In response to the Lecture Fund’s announcement of the event, the Catholic Ministry released a statement expressing their disapproval and organized a “Prayer Service for Healing and Unity” at the same time as the event. Students also circulated a letter criticizing the decision to invite the founders and citing examples of the Satanic Temple’s offensive actions towards Catholics in the past.
The letter, titled “An Open Letter of Discontent Towards a Religious Hate Group on Campus,” was cowritten by the Catholic Women of Georgetown and GU Knights of Columbus and signed by 108 Georgetown students, as well as various student organizations, professors, and alumni.
“They are not a group that merely expresses opinions criticizing religion, but that they engage in and tolerate actions that deliberately show hatred and insensitivity towards religions,” Julian Jimenez (CAS ’24), who attended both the prayer service and the speaker event, said.
Students asked questions following the moderated discussion about whether certain actions done by the Satanic Temple violate the Temple’s own tenets and constitute hate speech. They questioned whether the founders considered actions such as attempting to erect a statue of the deity Baphomet in state capitols to be causing pain to Catholics. They then asked whether that pain violated their first tenet of striving to act with compassion and empathy.
“That’s self-created suffering. That’s something that you need to get over. There’s legitimate suffering that’s actually physically caused and there’s psychological torment that one manifests for one’s self,” Jerry said.
Greaves and Jerry defended acts such as creating an online abortion clinic called “Samuel Alito’s Mom’s Satanic Abortion Clinic,” saying they were a means of showing how they still had power to use their voice to stand up to others after Roe v. Wade was overturned.
“It’s about openly insulting [Alito] and showing people that we can still do that. We can still speak out, we can still issue a verbal slap to the face, even if we feel that we’re down for now,” Greaves said about the Supreme Court Justice who voted to overturn Roe v. Wade.
Greaves and Jerry noted that those actions ultimately were not encouraged by Temple leadership but instead done by individual members. They said other blasphemous actions, such as creating a statue of an inverted Jesus into whose spear wounds visitors could insert dollar bills, were done by people so they could feel a cathartic sense of personal independence from Catholicism–as many people who did these acts had unpleasant experiences with Catholicism–not to intentionally offend Catholics.
In one question Professor Berlinerblau asked about the validity of an observation that the Satanic Temple’s membership is primarily white, heterosexual, cisgender men. Greaves responded that it was incorrect and the Satanic Temple’s adherents were primarily women—with the majority of the leadership being women—as well as members of the LGBTQ+ community. He believed that people from these groups gravitated toward the Satanic Temple because of the patriarchal nature of religion, and because they felt that their identities were rejected by traditional religious organizations.

•••

• [Aim of the exercise]: Using the excerpted text about the Satanic Temple event, explain in one to three sentences why Greaves and Jerry said blasphemous actions such as the statue of an inverted Jesus were carried out.

•••

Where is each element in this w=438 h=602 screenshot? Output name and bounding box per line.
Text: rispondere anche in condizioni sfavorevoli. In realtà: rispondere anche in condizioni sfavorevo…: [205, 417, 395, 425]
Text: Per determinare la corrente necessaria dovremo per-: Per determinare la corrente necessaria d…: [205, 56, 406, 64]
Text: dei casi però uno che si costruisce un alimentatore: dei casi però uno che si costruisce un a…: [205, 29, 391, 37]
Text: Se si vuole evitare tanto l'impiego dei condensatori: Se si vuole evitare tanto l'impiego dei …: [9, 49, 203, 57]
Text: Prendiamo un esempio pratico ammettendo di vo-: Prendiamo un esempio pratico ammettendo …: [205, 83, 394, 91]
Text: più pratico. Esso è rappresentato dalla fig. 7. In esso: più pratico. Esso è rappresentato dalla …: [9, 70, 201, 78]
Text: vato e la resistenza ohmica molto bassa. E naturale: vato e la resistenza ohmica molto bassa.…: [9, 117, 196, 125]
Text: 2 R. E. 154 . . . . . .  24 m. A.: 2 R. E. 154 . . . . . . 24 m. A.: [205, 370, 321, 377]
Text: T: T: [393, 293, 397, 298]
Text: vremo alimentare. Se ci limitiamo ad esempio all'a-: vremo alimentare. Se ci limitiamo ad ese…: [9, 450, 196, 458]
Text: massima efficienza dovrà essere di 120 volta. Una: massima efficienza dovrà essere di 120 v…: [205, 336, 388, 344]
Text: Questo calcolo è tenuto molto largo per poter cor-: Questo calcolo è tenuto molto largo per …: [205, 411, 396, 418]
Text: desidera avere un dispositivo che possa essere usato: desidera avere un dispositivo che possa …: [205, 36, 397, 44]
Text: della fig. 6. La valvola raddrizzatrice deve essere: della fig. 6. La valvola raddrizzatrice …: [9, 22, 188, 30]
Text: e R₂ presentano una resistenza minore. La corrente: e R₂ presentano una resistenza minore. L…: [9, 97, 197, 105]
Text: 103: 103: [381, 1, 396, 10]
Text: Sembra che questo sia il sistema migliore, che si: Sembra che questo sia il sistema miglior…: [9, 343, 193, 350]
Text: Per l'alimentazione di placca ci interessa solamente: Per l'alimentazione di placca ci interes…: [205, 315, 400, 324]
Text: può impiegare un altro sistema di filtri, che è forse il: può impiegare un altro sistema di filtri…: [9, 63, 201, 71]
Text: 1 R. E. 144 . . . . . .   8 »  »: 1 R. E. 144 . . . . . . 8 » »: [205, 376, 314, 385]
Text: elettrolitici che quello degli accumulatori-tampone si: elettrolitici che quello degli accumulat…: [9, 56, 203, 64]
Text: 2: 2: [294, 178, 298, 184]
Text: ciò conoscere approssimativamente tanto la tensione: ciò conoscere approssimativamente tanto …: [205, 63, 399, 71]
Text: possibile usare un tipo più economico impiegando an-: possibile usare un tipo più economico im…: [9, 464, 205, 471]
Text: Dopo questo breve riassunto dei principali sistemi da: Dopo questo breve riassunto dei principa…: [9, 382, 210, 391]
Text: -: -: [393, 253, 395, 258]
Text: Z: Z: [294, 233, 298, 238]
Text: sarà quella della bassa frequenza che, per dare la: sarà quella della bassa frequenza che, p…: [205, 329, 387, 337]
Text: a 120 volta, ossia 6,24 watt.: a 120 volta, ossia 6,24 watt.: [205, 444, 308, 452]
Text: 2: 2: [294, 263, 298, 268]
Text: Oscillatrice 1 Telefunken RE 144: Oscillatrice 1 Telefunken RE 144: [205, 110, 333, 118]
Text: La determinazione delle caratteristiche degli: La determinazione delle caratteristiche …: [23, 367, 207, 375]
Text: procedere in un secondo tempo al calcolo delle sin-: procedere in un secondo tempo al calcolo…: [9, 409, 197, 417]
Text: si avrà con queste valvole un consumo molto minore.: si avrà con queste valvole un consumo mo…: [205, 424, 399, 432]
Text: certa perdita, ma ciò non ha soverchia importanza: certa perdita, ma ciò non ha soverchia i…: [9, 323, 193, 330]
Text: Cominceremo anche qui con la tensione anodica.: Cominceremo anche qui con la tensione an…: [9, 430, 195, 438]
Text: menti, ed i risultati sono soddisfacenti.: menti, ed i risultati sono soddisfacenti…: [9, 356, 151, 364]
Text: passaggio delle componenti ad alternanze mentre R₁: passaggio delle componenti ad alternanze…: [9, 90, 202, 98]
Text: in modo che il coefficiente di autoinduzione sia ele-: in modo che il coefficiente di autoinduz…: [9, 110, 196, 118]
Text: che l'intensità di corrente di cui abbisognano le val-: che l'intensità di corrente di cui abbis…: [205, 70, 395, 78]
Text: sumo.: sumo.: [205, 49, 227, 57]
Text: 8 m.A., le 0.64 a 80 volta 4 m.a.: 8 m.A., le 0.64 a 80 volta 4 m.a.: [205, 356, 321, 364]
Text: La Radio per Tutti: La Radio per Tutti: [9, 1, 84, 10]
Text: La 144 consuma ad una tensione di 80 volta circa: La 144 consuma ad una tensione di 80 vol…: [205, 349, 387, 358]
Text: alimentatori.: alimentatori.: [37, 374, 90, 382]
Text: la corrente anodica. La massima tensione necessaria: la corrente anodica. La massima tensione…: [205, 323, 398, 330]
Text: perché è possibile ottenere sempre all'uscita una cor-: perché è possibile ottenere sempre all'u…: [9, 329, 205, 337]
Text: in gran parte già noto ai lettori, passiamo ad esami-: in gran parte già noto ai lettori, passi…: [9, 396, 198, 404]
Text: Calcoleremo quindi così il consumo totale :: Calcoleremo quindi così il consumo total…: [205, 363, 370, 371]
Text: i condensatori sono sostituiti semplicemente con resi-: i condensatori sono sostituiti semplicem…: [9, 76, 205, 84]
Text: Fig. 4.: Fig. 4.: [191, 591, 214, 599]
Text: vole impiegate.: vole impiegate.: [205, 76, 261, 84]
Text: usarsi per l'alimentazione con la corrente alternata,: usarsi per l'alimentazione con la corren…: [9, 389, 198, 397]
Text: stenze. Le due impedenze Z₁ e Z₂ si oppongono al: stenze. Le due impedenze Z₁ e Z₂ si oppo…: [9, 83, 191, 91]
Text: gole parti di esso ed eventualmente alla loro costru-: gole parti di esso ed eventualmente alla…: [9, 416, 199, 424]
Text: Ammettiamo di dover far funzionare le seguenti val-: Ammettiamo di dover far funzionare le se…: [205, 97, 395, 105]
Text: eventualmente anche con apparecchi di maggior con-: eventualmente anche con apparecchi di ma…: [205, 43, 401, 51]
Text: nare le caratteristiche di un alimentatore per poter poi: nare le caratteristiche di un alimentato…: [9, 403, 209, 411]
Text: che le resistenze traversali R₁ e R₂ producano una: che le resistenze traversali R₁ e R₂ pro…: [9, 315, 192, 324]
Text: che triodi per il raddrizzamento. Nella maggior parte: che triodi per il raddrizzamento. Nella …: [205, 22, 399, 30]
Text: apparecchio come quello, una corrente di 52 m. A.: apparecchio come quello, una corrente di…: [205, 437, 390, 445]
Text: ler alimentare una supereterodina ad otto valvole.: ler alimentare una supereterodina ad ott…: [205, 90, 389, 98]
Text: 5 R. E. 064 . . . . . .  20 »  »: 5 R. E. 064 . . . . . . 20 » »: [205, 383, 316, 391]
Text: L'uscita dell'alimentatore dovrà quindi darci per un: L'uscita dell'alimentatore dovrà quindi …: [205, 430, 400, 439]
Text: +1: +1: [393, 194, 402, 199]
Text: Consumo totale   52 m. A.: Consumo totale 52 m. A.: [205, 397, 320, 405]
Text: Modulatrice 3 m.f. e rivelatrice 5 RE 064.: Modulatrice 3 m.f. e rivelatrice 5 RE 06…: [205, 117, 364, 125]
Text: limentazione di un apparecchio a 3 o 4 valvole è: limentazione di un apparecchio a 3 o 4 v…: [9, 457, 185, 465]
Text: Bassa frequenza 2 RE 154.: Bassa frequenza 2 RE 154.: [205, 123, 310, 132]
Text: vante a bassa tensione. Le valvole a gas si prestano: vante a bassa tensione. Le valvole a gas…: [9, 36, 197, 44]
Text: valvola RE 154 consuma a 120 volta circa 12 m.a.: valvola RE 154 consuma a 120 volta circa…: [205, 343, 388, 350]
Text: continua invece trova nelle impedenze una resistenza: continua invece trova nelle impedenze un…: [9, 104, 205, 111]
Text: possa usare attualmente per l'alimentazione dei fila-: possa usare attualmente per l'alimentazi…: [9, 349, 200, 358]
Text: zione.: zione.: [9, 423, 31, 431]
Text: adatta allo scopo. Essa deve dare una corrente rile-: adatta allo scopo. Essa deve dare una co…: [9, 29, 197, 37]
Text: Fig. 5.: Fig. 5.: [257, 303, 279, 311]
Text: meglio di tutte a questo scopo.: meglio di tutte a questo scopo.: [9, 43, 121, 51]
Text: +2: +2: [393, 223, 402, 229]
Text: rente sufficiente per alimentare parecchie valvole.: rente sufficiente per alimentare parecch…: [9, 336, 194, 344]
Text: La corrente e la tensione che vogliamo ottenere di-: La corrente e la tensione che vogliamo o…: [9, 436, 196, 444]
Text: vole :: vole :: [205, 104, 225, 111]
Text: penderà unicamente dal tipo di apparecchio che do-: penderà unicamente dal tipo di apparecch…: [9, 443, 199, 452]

•••

• [Exercise answer]: Greaves and Jerry said that individual members, not Temple leadership, carried out such actions to feel a cathartic sense of personal independence from Catholicism. Many of those members had had unpleasant experiences with Catholicism, and the founders said the aim was not to offend Catholics intentionally.